*Task*
Look through the data below. Collect every line where the word "minimum" occurs.

───── Exercise data

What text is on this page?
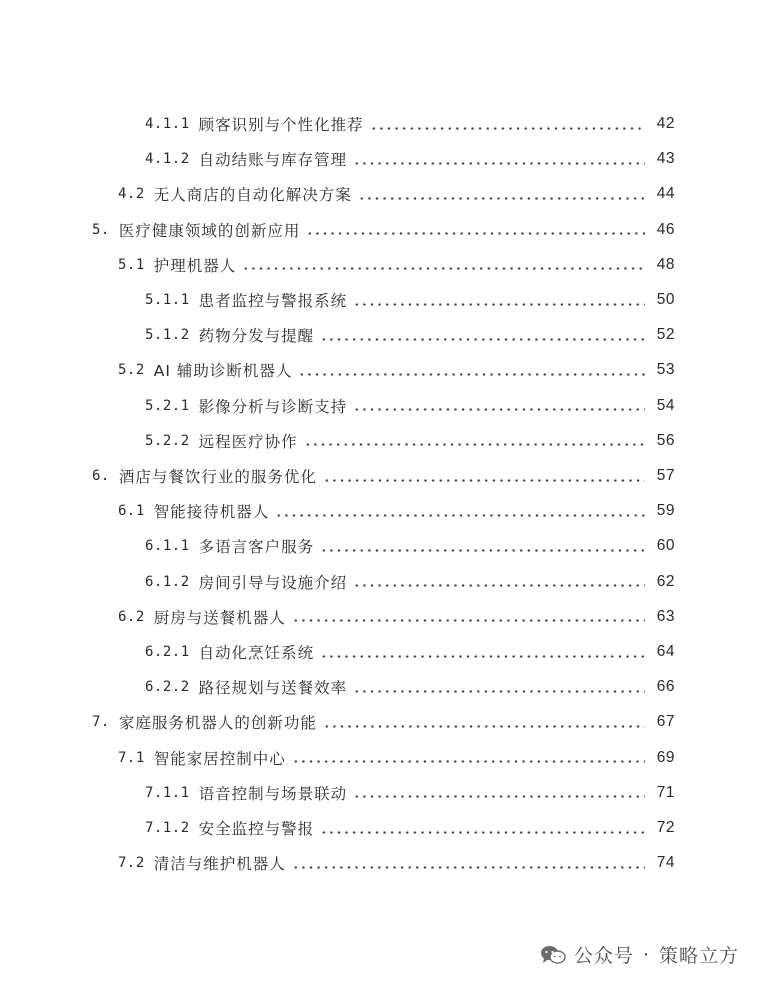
4.1.1 顾客识别与个性化推荐	42
4.1.2 自动结账与库存管理	43
4.2 无人商店的自动化解决方案	44
5. 医疗健康领域的创新应用	46
5.1 护理机器人	48
5.1.1 患者监控与警报系统	50
5.1.2 药物分发与提醒	52
5.2 AI 辅助诊断机器人	53
5.2.1 影像分析与诊断支持	54
5.2.2 远程医疗协作	56
6. 酒店与餐饮行业的服务优化	57
6.1 智能接待机器人	59
6.1.1 多语言客户服务	60
6.1.2 房间引导与设施介绍	62
6.2 厨房与送餐机器人	63
6.2.1 自动化烹饪系统	64
6.2.2 路径规划与送餐效率	66
7. 家庭服务机器人的创新功能	67
7.1 智能家居控制中心	69
7.1.1 语音控制与场景联动	71
7.1.2 安全监控与警报	72
7.2 清洁与维护机器人	74
公众号 · 策略立方
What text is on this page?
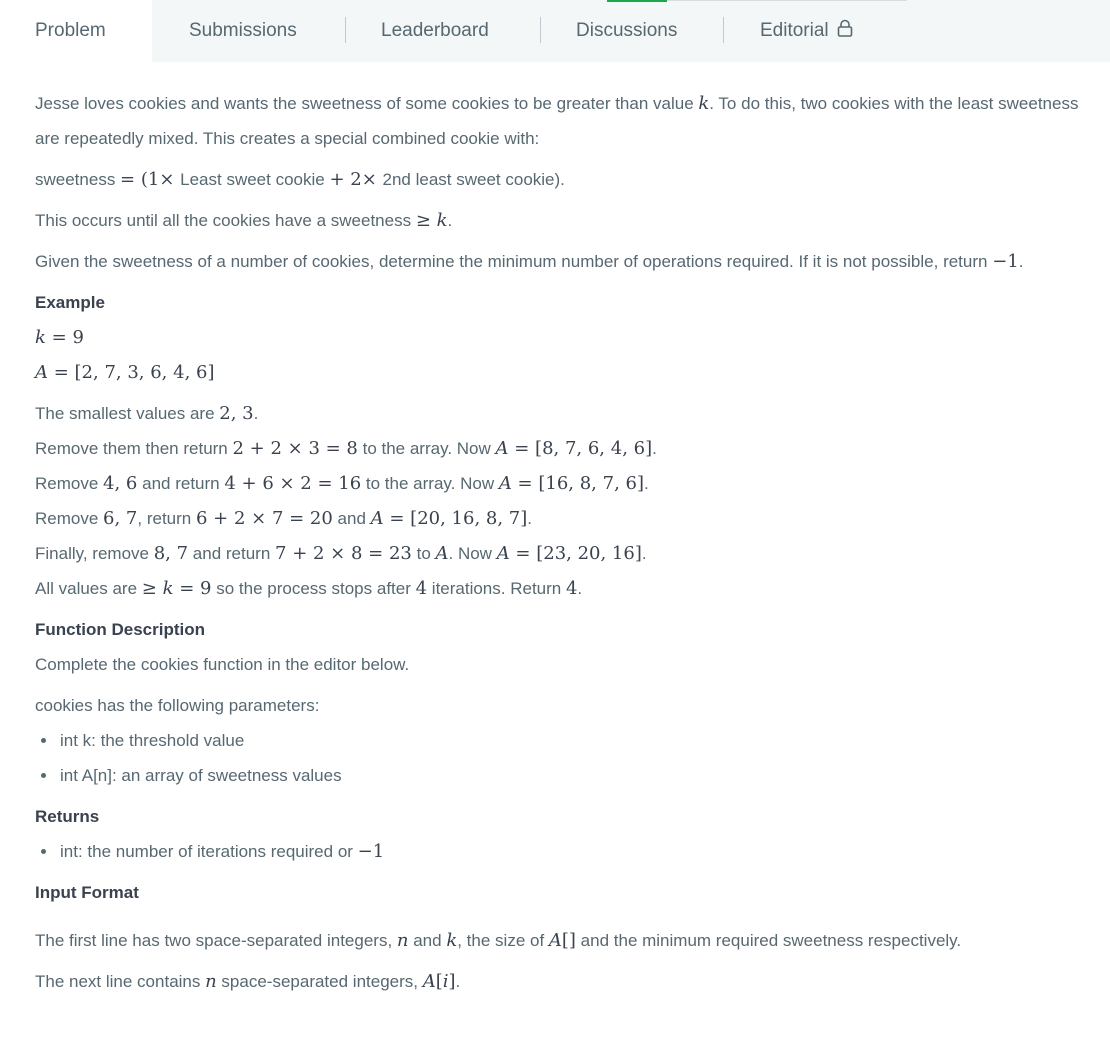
Problem	Submissions	Leaderboard	Discussions	Editorial

Jesse loves cookies and wants the sweetness of some cookies to be greater than value k. To do this, two cookies with the least sweetness are repeatedly mixed. This creates a special combined cookie with:

sweetness = (1× Least sweet cookie + 2× 2nd least sweet cookie).

This occurs until all the cookies have a sweetness ≥ k.

Given the sweetness of a number of cookies, determine the minimum number of operations required. If it is not possible, return −1.

Example

k = 9

A = [2, 7, 3, 6, 4, 6]

The smallest values are 2, 3.

Remove them then return 2 + 2 × 3 = 8 to the array. Now A = [8, 7, 6, 4, 6].

Remove 4, 6 and return 4 + 6 × 2 = 16 to the array. Now A = [16, 8, 7, 6].

Remove 6, 7, return 6 + 2 × 7 = 20 and A = [20, 16, 8, 7].

Finally, remove 8, 7 and return 7 + 2 × 8 = 23 to A. Now A = [23, 20, 16].

All values are ≥ k = 9 so the process stops after 4 iterations. Return 4.

Function Description

Complete the cookies function in the editor below.

cookies has the following parameters:

int k: the threshold value
int A[n]: an array of sweetness values
Returns
int: the number of iterations required or −1
Input Format

The first line has two space-separated integers, n and k, the size of A[] and the minimum required sweetness respectively.

The next line contains n space-separated integers, A[i].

──────────

*Output for this task*
Given the sweetness of a number of cookies, determine the minimum number of operations required. If it is not possible, return −1.
The first line has two space-separated integers, n and k, the size of A[] and the minimum required sweetness respectively.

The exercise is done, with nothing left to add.